Dataset entries:
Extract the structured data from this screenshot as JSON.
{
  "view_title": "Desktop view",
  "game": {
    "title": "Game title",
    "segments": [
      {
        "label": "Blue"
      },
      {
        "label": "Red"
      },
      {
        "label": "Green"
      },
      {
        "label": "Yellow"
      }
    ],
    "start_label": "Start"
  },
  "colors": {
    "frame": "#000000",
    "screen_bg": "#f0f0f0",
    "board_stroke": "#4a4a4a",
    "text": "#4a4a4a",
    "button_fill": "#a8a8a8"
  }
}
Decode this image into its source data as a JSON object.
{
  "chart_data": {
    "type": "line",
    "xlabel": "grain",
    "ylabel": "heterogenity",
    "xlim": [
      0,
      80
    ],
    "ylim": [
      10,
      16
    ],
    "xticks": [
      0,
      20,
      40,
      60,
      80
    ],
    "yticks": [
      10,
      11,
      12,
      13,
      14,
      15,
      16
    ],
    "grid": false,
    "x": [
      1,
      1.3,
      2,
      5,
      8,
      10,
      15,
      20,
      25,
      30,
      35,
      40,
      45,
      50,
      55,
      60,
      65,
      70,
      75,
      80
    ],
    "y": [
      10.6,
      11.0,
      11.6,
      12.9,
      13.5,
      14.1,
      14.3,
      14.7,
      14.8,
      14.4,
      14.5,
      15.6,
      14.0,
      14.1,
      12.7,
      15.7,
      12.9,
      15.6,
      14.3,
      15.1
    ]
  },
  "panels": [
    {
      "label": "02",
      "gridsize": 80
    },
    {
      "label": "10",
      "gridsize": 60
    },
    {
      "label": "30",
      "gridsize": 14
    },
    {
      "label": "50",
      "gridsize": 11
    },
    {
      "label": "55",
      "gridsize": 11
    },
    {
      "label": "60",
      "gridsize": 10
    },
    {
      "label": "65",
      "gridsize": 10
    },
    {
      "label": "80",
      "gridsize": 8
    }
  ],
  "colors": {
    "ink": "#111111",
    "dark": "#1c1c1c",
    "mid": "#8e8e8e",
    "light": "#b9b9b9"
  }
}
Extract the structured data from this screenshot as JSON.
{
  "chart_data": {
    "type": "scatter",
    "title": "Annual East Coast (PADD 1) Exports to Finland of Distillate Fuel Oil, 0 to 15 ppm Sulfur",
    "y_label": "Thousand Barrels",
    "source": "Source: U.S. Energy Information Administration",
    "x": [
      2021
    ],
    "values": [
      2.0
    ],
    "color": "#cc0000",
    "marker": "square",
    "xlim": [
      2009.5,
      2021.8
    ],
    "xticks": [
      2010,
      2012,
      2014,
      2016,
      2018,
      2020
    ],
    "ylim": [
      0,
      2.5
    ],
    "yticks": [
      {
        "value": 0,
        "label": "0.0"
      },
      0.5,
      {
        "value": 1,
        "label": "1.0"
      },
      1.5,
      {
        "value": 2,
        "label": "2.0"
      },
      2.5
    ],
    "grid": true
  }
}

Work instructions: All of the material above needs to be retyped word for word.

The result:
Extract the structured data from this screenshot as JSON.
{
  "view_title": "Desktop view",
  "game": {
    "title": "Game title",
    "segments": [
      {
        "label": "Blue"
      },
      {
        "label": "Red"
      },
      {
        "label": "Green"
      },
      {
        "label": "Yellow"
      }
    ],
    "start_label": "Start"
  },
  "colors": {
    "frame": "#000000",
    "screen_bg": "#f0f0f0",
    "board_stroke": "#4a4a4a",
    "text": "#4a4a4a",
    "button_fill": "#a8a8a8"
  }
}
Decode this image into its source data as a JSON object.
{
  "chart_data": {
    "type": "line",
    "xlabel": "grain",
    "ylabel": "heterogenity",
    "xlim": [
      0,
      80
    ],
    "ylim": [
      10,
      16
    ],
    "xticks": [
      0,
      20,
      40,
      60,
      80
    ],
    "yticks": [
      10,
      11,
      12,
      13,
      14,
      15,
      16
    ],
    "grid": false,
    "x": [
      1,
      1.3,
      2,
      5,
      8,
      10,
      15,
      20,
      25,
      30,
      35,
      40,
      45,
      50,
      55,
      60,
      65,
      70,
      75,
      80
    ],
    "y": [
      10.6,
      11.0,
      11.6,
      12.9,
      13.5,
      14.1,
      14.3,
      14.7,
      14.8,
      14.4,
      14.5,
      15.6,
      14.0,
      14.1,
      12.7,
      15.7,
      12.9,
      15.6,
      14.3,
      15.1
    ]
  },
  "panels": [
    {
      "label": "02",
      "gridsize": 80
    },
    {
      "label": "10",
      "gridsize": 60
    },
    {
      "label": "30",
      "gridsize": 14
    },
    {
      "label": "50",
      "gridsize": 11
    },
    {
      "label": "55",
      "gridsize": 11
    },
    {
      "label": "60",
      "gridsize": 10
    },
    {
      "label": "65",
      "gridsize": 10
    },
    {
      "label": "80",
      "gridsize": 8
    }
  ],
  "colors": {
    "ink": "#111111",
    "dark": "#1c1c1c",
    "mid": "#8e8e8e",
    "light": "#b9b9b9"
  }
}
Extract the structured data from this screenshot as JSON.
{
  "chart_data": {
    "type": "scatter",
    "title": "Annual East Coast (PADD 1) Exports to Finland of Distillate Fuel Oil, 0 to 15 ppm Sulfur",
    "y_label": "Thousand Barrels",
    "source": "Source: U.S. Energy Information Administration",
    "x": [
      2021
    ],
    "values": [
      2.0
    ],
    "color": "#cc0000",
    "marker": "square",
    "xlim": [
      2009.5,
      2021.8
    ],
    "xticks": [
      2010,
      2012,
      2014,
      2016,
      2018,
      2020
    ],
    "ylim": [
      0,
      2.5
    ],
    "yticks": [
      {
        "value": 0,
        "label": "0.0"
      },
      0.5,
      {
        "value": 1,
        "label": "1.0"
      },
      1.5,
      {
        "value": 2,
        "label": "2.0"
      },
      2.5
    ],
    "grid": true
  }
}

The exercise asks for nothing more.